## [ENTRIES SUPPLIED]
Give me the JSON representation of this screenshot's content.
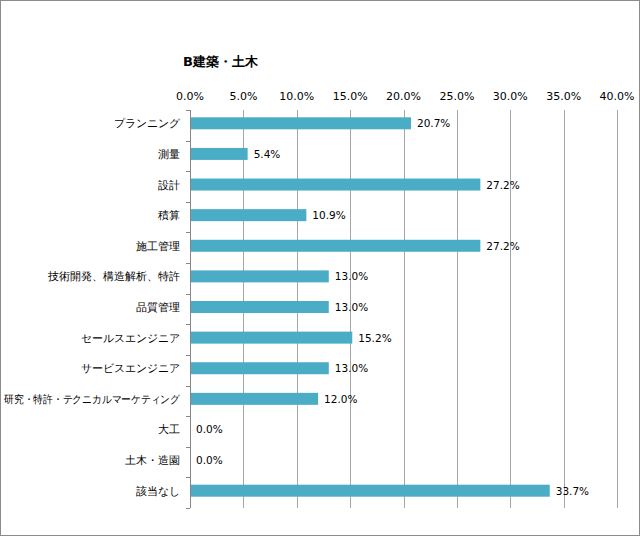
{
  "chart_data": {
    "type": "bar",
    "title": "B建築・土木",
    "orientation": "horizontal",
    "categories": [
      "プランニング",
      "測量",
      "設計",
      "積算",
      "施工管理",
      "技術開発、構造解析、特許",
      "品質管理",
      "セールスエンジニア",
      "サービスエンジニア",
      "研究・特許・テクニカルマーケティング",
      "大工",
      "土木・造園",
      "該当なし"
    ],
    "values": [
      20.7,
      5.4,
      27.2,
      10.9,
      27.2,
      13.0,
      13.0,
      15.2,
      13.0,
      12.0,
      0.0,
      0.0,
      33.7
    ],
    "value_labels": [
      "20.7%",
      "5.4%",
      "27.2%",
      "10.9%",
      "27.2%",
      "13.0%",
      "13.0%",
      "15.2%",
      "13.0%",
      "12.0%",
      "0.0%",
      "0.0%",
      "33.7%"
    ],
    "color": "#4bacc6",
    "xlim": [
      0,
      40
    ],
    "xticks": [
      {
        "value": 0,
        "label": "0.0%"
      },
      {
        "value": 5,
        "label": "5.0%"
      },
      {
        "value": 10,
        "label": "10.0%"
      },
      {
        "value": 15,
        "label": "15.0%"
      },
      {
        "value": 20,
        "label": "20.0%"
      },
      {
        "value": 25,
        "label": "25.0%"
      },
      {
        "value": 30,
        "label": "30.0%"
      },
      {
        "value": 35,
        "label": "35.0%"
      },
      {
        "value": 40,
        "label": "40.0%"
      }
    ],
    "grid": true,
    "data_labels": true
  }
}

## [EXERCISE REQUIREMENTS]
Images do not belong in the copy; reproduce all other parts of the records above verbatim.

## [RESPONSE]
Give me the JSON representation of this screenshot's content.
{
  "chart_data": {
    "type": "bar",
    "title": "B建築・土木",
    "orientation": "horizontal",
    "categories": [
      "プランニング",
      "測量",
      "設計",
      "積算",
      "施工管理",
      "技術開発、構造解析、特許",
      "品質管理",
      "セールスエンジニア",
      "サービスエンジニア",
      "研究・特許・テクニカルマーケティング",
      "大工",
      "土木・造園",
      "該当なし"
    ],
    "values": [
      20.7,
      5.4,
      27.2,
      10.9,
      27.2,
      13.0,
      13.0,
      15.2,
      13.0,
      12.0,
      0.0,
      0.0,
      33.7
    ],
    "value_labels": [
      "20.7%",
      "5.4%",
      "27.2%",
      "10.9%",
      "27.2%",
      "13.0%",
      "13.0%",
      "15.2%",
      "13.0%",
      "12.0%",
      "0.0%",
      "0.0%",
      "33.7%"
    ],
    "color": "#4bacc6",
    "xlim": [
      0,
      40
    ],
    "xticks": [
      {
        "value": 0,
        "label": "0.0%"
      },
      {
        "value": 5,
        "label": "5.0%"
      },
      {
        "value": 10,
        "label": "10.0%"
      },
      {
        "value": 15,
        "label": "15.0%"
      },
      {
        "value": 20,
        "label": "20.0%"
      },
      {
        "value": 25,
        "label": "25.0%"
      },
      {
        "value": 30,
        "label": "30.0%"
      },
      {
        "value": 35,
        "label": "35.0%"
      },
      {
        "value": 40,
        "label": "40.0%"
      }
    ],
    "grid": true,
    "data_labels": true
  }
}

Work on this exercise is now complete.